→ Data supplied
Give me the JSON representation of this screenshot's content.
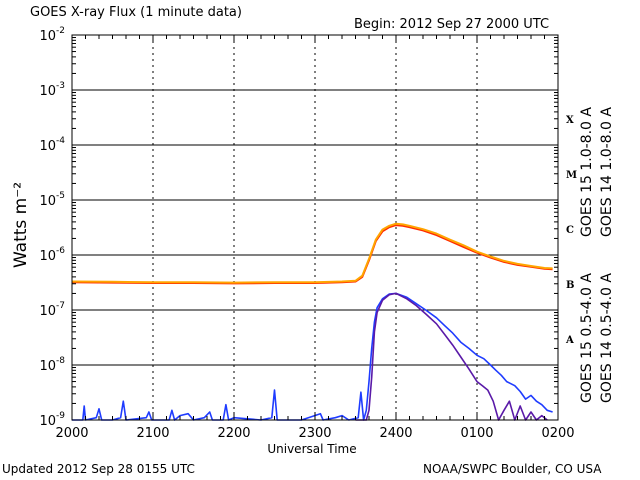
{
  "header": {
    "title": "GOES X-ray Flux (1 minute data)",
    "begin": "Begin: 2012 Sep 27 2000 UTC"
  },
  "footer": {
    "updated": "Updated 2012 Sep 28 0155 UTC",
    "credit": "NOAA/SWPC Boulder, CO USA"
  },
  "colors": {
    "goes15_long": "#ff2a00",
    "goes14_long": "#ffa500",
    "goes15_short": "#1f3cff",
    "goes14_short": "#5a1aa8",
    "grid": "#000000"
  },
  "chart_data": {
    "type": "line",
    "title": "GOES X-ray Flux (1 minute data)",
    "xlabel": "Universal Time",
    "ylabel": "Watts m⁻²",
    "yscale": "log",
    "ylim": [
      1e-09,
      0.01
    ],
    "xlim": [
      0,
      360
    ],
    "x_unit": "minutes since 2012 Sep 27 2000 UTC",
    "x_ticks": [
      {
        "x": 0,
        "label": "2000"
      },
      {
        "x": 60,
        "label": "2100"
      },
      {
        "x": 120,
        "label": "2200"
      },
      {
        "x": 180,
        "label": "2300"
      },
      {
        "x": 240,
        "label": "2400"
      },
      {
        "x": 300,
        "label": "0100"
      },
      {
        "x": 360,
        "label": "0200"
      }
    ],
    "y_ticks": [
      {
        "exp": -9,
        "label": "10",
        "sup": "-9"
      },
      {
        "exp": -8,
        "label": "10",
        "sup": "-8"
      },
      {
        "exp": -7,
        "label": "10",
        "sup": "-7"
      },
      {
        "exp": -6,
        "label": "10",
        "sup": "-6"
      },
      {
        "exp": -5,
        "label": "10",
        "sup": "-5"
      },
      {
        "exp": -4,
        "label": "10",
        "sup": "-4"
      },
      {
        "exp": -3,
        "label": "10",
        "sup": "-3"
      },
      {
        "exp": -2,
        "label": "10",
        "sup": "-2"
      }
    ],
    "flare_classes": [
      {
        "label": "A",
        "y": 3e-08
      },
      {
        "label": "B",
        "y": 3e-07
      },
      {
        "label": "C",
        "y": 3e-06
      },
      {
        "label": "M",
        "y": 3e-05
      },
      {
        "label": "X",
        "y": 0.0003
      }
    ],
    "grid": true,
    "legend_placement": "right (vertical text)",
    "series": [
      {
        "name": "GOES 15 1.0-8.0 A",
        "color": "#ff2a00",
        "points": [
          [
            0,
            3.2e-07
          ],
          [
            30,
            3.15e-07
          ],
          [
            60,
            3.1e-07
          ],
          [
            90,
            3.1e-07
          ],
          [
            120,
            3.05e-07
          ],
          [
            150,
            3.1e-07
          ],
          [
            180,
            3.1e-07
          ],
          [
            200,
            3.2e-07
          ],
          [
            210,
            3.3e-07
          ],
          [
            215,
            4e-07
          ],
          [
            220,
            8e-07
          ],
          [
            225,
            1.8e-06
          ],
          [
            230,
            2.7e-06
          ],
          [
            235,
            3.2e-06
          ],
          [
            240,
            3.5e-06
          ],
          [
            245,
            3.4e-06
          ],
          [
            250,
            3.2e-06
          ],
          [
            260,
            2.8e-06
          ],
          [
            270,
            2.3e-06
          ],
          [
            280,
            1.8e-06
          ],
          [
            290,
            1.4e-06
          ],
          [
            300,
            1.1e-06
          ],
          [
            310,
            9e-07
          ],
          [
            320,
            7.5e-07
          ],
          [
            330,
            6.6e-07
          ],
          [
            340,
            6.1e-07
          ],
          [
            350,
            5.6e-07
          ],
          [
            356,
            5.5e-07
          ]
        ]
      },
      {
        "name": "GOES 14 1.0-8.0 A",
        "color": "#ffa500",
        "points": [
          [
            0,
            3.3e-07
          ],
          [
            30,
            3.25e-07
          ],
          [
            60,
            3.2e-07
          ],
          [
            90,
            3.2e-07
          ],
          [
            120,
            3.15e-07
          ],
          [
            150,
            3.2e-07
          ],
          [
            180,
            3.2e-07
          ],
          [
            200,
            3.3e-07
          ],
          [
            210,
            3.4e-07
          ],
          [
            215,
            4.2e-07
          ],
          [
            220,
            8.5e-07
          ],
          [
            225,
            1.9e-06
          ],
          [
            230,
            2.9e-06
          ],
          [
            235,
            3.4e-06
          ],
          [
            240,
            3.7e-06
          ],
          [
            245,
            3.6e-06
          ],
          [
            250,
            3.4e-06
          ],
          [
            260,
            2.95e-06
          ],
          [
            270,
            2.45e-06
          ],
          [
            280,
            1.9e-06
          ],
          [
            290,
            1.5e-06
          ],
          [
            300,
            1.15e-06
          ],
          [
            310,
            9.4e-07
          ],
          [
            320,
            7.8e-07
          ],
          [
            330,
            6.9e-07
          ],
          [
            340,
            6.3e-07
          ],
          [
            350,
            5.8e-07
          ],
          [
            356,
            5.7e-07
          ]
        ]
      },
      {
        "name": "GOES 15 0.5-4.0 A",
        "color": "#1f3cff",
        "points": [
          [
            0,
            1e-09
          ],
          [
            8,
            1e-09
          ],
          [
            9,
            1.8e-09
          ],
          [
            10,
            1e-09
          ],
          [
            18,
            1.1e-09
          ],
          [
            20,
            1.6e-09
          ],
          [
            22,
            1e-09
          ],
          [
            30,
            1e-09
          ],
          [
            36,
            1.1e-09
          ],
          [
            38,
            2.2e-09
          ],
          [
            40,
            1e-09
          ],
          [
            55,
            1.1e-09
          ],
          [
            57,
            1.4e-09
          ],
          [
            59,
            1e-09
          ],
          [
            72,
            1e-09
          ],
          [
            74,
            1.5e-09
          ],
          [
            76,
            1e-09
          ],
          [
            80,
            1.2e-09
          ],
          [
            86,
            1.3e-09
          ],
          [
            90,
            1e-09
          ],
          [
            98,
            1.1e-09
          ],
          [
            102,
            1.4e-09
          ],
          [
            104,
            1e-09
          ],
          [
            112,
            1e-09
          ],
          [
            114,
            1.9e-09
          ],
          [
            116,
            1e-09
          ],
          [
            120,
            1.1e-09
          ],
          [
            140,
            1e-09
          ],
          [
            148,
            1.1e-09
          ],
          [
            150,
            3.5e-09
          ],
          [
            152,
            1e-09
          ],
          [
            170,
            1e-09
          ],
          [
            184,
            1.3e-09
          ],
          [
            186,
            1e-09
          ],
          [
            195,
            1.1e-09
          ],
          [
            200,
            1.2e-09
          ],
          [
            205,
            1e-09
          ],
          [
            212,
            1.1e-09
          ],
          [
            214,
            3.2e-09
          ],
          [
            216,
            1e-09
          ],
          [
            218,
            1.5e-09
          ],
          [
            220,
            5e-09
          ],
          [
            222,
            2e-08
          ],
          [
            224,
            6e-08
          ],
          [
            226,
            1.1e-07
          ],
          [
            230,
            1.6e-07
          ],
          [
            235,
            1.95e-07
          ],
          [
            240,
            2e-07
          ],
          [
            248,
            1.7e-07
          ],
          [
            255,
            1.3e-07
          ],
          [
            262,
            1e-07
          ],
          [
            270,
            7.2e-08
          ],
          [
            276,
            5.2e-08
          ],
          [
            282,
            3.8e-08
          ],
          [
            288,
            2.6e-08
          ],
          [
            294,
            2e-08
          ],
          [
            300,
            1.5e-08
          ],
          [
            305,
            1.3e-08
          ],
          [
            310,
            1e-08
          ],
          [
            314,
            8e-09
          ],
          [
            318,
            6.5e-09
          ],
          [
            322,
            5e-09
          ],
          [
            328,
            4.2e-09
          ],
          [
            332,
            3.3e-09
          ],
          [
            336,
            2.4e-09
          ],
          [
            340,
            2.8e-09
          ],
          [
            344,
            2.2e-09
          ],
          [
            348,
            1.9e-09
          ],
          [
            352,
            1.5e-09
          ],
          [
            356,
            1.4e-09
          ]
        ]
      },
      {
        "name": "GOES 14 0.5-4.0 A",
        "color": "#5a1aa8",
        "points": [
          [
            210,
            1e-09
          ],
          [
            218,
            1e-09
          ],
          [
            220,
            1.5e-09
          ],
          [
            222,
            6e-09
          ],
          [
            224,
            4e-08
          ],
          [
            226,
            9e-08
          ],
          [
            230,
            1.5e-07
          ],
          [
            235,
            1.9e-07
          ],
          [
            240,
            2e-07
          ],
          [
            248,
            1.6e-07
          ],
          [
            255,
            1.2e-07
          ],
          [
            262,
            8.5e-08
          ],
          [
            270,
            5.6e-08
          ],
          [
            276,
            3.6e-08
          ],
          [
            282,
            2.3e-08
          ],
          [
            288,
            1.4e-08
          ],
          [
            294,
            8.5e-09
          ],
          [
            300,
            5e-09
          ],
          [
            304,
            4.2e-09
          ],
          [
            308,
            3.5e-09
          ],
          [
            312,
            2.2e-09
          ],
          [
            316,
            1e-09
          ],
          [
            320,
            1.5e-09
          ],
          [
            324,
            2.2e-09
          ],
          [
            328,
            1e-09
          ],
          [
            332,
            1.8e-09
          ],
          [
            336,
            1e-09
          ],
          [
            340,
            1.4e-09
          ],
          [
            344,
            1e-09
          ],
          [
            348,
            1.2e-09
          ],
          [
            352,
            1e-09
          ]
        ]
      }
    ]
  }
}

→ Set exercise
Copy out every line in the entries above that holds "name".

→ Full response
        "name": "GOES 15 1.0-8.0 A",
        "name": "GOES 14 1.0-8.0 A",
        "name": "GOES 15 0.5-4.0 A",
        "name": "GOES 14 0.5-4.0 A",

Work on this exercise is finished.